Could you write out all the items again, swapping "legend-swatch" for "color-swatch" and leaving everything else unchanged, with the pictures omitted?
....................
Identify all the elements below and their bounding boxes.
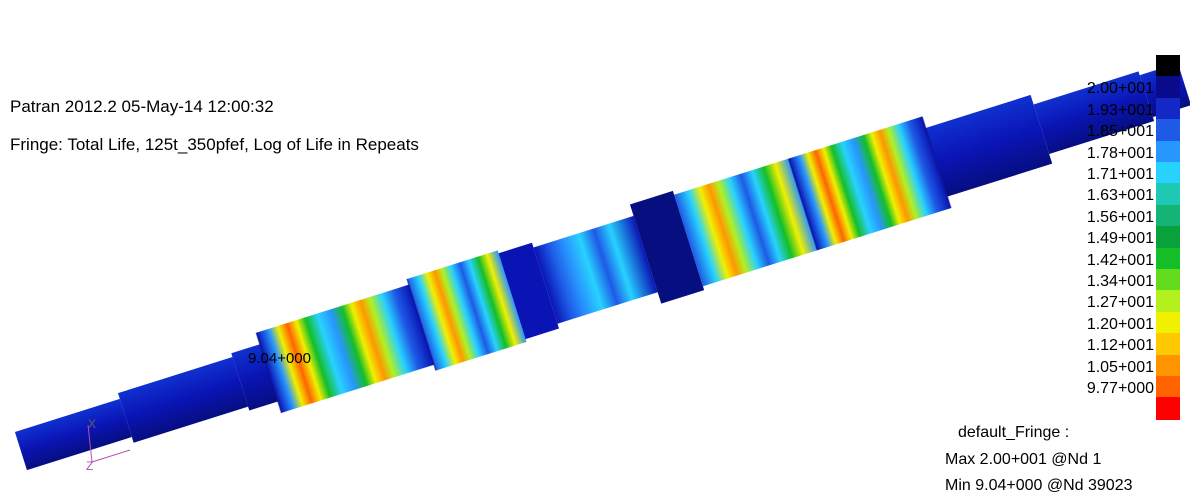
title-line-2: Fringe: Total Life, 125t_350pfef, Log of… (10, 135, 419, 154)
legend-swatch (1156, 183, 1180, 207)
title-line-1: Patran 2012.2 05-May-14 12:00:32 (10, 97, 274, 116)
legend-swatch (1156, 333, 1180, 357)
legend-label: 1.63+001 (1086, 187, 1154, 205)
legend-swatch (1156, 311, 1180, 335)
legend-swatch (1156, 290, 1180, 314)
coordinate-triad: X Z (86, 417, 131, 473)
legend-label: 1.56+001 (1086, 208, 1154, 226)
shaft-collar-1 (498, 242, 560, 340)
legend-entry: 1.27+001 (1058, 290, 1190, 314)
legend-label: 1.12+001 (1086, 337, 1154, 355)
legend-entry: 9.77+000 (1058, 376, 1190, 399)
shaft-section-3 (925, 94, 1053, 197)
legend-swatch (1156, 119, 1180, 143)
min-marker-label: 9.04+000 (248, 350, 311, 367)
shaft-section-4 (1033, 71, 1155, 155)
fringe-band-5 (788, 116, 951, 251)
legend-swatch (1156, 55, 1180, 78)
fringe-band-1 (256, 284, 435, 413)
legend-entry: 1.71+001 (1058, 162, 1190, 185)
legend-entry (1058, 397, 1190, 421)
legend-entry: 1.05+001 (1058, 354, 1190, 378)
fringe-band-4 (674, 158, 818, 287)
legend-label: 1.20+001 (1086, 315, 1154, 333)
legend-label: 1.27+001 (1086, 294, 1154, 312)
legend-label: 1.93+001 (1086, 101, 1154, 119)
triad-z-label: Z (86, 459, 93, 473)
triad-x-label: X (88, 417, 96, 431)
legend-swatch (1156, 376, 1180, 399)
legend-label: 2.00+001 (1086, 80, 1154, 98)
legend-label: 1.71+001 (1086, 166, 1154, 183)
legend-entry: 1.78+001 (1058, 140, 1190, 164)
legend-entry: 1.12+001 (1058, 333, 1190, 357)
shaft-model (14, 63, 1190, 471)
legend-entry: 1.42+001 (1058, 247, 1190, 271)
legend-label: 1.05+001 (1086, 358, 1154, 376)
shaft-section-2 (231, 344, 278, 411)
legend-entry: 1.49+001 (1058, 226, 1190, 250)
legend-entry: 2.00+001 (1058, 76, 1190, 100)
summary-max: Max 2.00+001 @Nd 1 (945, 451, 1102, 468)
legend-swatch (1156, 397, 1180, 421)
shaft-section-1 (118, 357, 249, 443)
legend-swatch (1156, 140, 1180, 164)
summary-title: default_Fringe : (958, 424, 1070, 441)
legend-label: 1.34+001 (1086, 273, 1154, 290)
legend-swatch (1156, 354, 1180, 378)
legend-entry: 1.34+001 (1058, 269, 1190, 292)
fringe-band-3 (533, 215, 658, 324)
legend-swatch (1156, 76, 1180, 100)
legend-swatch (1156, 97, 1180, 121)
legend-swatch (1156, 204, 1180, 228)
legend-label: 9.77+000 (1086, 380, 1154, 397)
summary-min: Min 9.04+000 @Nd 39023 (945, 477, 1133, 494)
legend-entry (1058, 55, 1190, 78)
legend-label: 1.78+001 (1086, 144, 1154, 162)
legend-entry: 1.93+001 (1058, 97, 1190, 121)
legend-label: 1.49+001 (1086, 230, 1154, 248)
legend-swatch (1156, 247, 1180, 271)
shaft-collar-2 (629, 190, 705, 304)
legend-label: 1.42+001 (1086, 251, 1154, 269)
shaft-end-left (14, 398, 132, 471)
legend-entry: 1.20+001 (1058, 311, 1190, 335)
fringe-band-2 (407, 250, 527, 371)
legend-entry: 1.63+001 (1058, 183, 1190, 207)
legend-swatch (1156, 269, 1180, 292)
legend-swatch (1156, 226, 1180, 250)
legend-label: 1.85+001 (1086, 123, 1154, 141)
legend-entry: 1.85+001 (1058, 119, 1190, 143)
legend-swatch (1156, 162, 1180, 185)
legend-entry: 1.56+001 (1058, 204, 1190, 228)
....................
• _Solution to this exercise_:
Identify all the elements below and their bounding boxes.
title-line-2: Fringe: Total Life, 125t_350pfef, Log of… (10, 135, 419, 154)
color-swatch (1156, 183, 1180, 207)
title-line-1: Patran 2012.2 05-May-14 12:00:32 (10, 97, 274, 116)
color-swatch (1156, 333, 1180, 357)
legend-label: 1.63+001 (1086, 187, 1154, 205)
color-swatch (1156, 311, 1180, 335)
color-swatch (1156, 290, 1180, 314)
coordinate-triad: X Z (86, 417, 131, 473)
legend-label: 1.56+001 (1086, 208, 1154, 226)
shaft-collar-1 (498, 242, 560, 340)
legend-entry: 1.27+001 (1058, 290, 1190, 314)
legend-label: 1.12+001 (1086, 337, 1154, 355)
legend-entry: 9.77+000 (1058, 376, 1190, 399)
shaft-section-3 (925, 94, 1053, 197)
color-swatch (1156, 119, 1180, 143)
min-marker-label: 9.04+000 (248, 350, 311, 367)
shaft-section-4 (1033, 71, 1155, 155)
fringe-band-5 (788, 116, 951, 251)
color-swatch (1156, 55, 1180, 78)
fringe-band-1 (256, 284, 435, 413)
legend-entry: 1.71+001 (1058, 162, 1190, 185)
legend-entry (1058, 397, 1190, 421)
legend-entry: 1.05+001 (1058, 354, 1190, 378)
fringe-band-4 (674, 158, 818, 287)
legend-label: 1.20+001 (1086, 315, 1154, 333)
legend-label: 1.27+001 (1086, 294, 1154, 312)
legend-label: 1.93+001 (1086, 101, 1154, 119)
triad-z-label: Z (86, 459, 93, 473)
triad-x-label: X (88, 417, 96, 431)
color-swatch (1156, 376, 1180, 399)
legend-label: 2.00+001 (1086, 80, 1154, 98)
legend-label: 1.71+001 (1086, 166, 1154, 183)
legend-entry: 1.78+001 (1058, 140, 1190, 164)
legend-entry: 1.12+001 (1058, 333, 1190, 357)
shaft-model (14, 63, 1190, 471)
legend-entry: 1.42+001 (1058, 247, 1190, 271)
legend-label: 1.05+001 (1086, 358, 1154, 376)
shaft-section-2 (231, 344, 278, 411)
legend-entry: 1.49+001 (1058, 226, 1190, 250)
legend-entry: 2.00+001 (1058, 76, 1190, 100)
summary-max: Max 2.00+001 @Nd 1 (945, 451, 1102, 468)
color-swatch (1156, 397, 1180, 421)
shaft-section-1 (118, 357, 249, 443)
color-swatch (1156, 140, 1180, 164)
summary-title: default_Fringe : (958, 424, 1070, 441)
legend-label: 1.34+001 (1086, 273, 1154, 290)
color-swatch (1156, 354, 1180, 378)
legend-entry: 1.34+001 (1058, 269, 1190, 292)
fringe-band-3 (533, 215, 658, 324)
color-swatch (1156, 76, 1180, 100)
color-swatch (1156, 97, 1180, 121)
color-swatch (1156, 204, 1180, 228)
legend-label: 9.77+000 (1086, 380, 1154, 397)
summary-min: Min 9.04+000 @Nd 39023 (945, 477, 1133, 494)
legend-entry (1058, 55, 1190, 78)
legend-label: 1.78+001 (1086, 144, 1154, 162)
legend-entry: 1.93+001 (1058, 97, 1190, 121)
legend-label: 1.49+001 (1086, 230, 1154, 248)
color-swatch (1156, 247, 1180, 271)
shaft-collar-2 (629, 190, 705, 304)
legend-label: 1.42+001 (1086, 251, 1154, 269)
shaft-end-left (14, 398, 132, 471)
legend-entry: 1.20+001 (1058, 311, 1190, 335)
fringe-band-2 (407, 250, 527, 371)
legend-entry: 1.63+001 (1058, 183, 1190, 207)
color-swatch (1156, 269, 1180, 292)
color-swatch (1156, 226, 1180, 250)
legend-label: 1.85+001 (1086, 123, 1154, 141)
legend-entry: 1.85+001 (1058, 119, 1190, 143)
color-swatch (1156, 162, 1180, 185)
legend-entry: 1.56+001 (1058, 204, 1190, 228)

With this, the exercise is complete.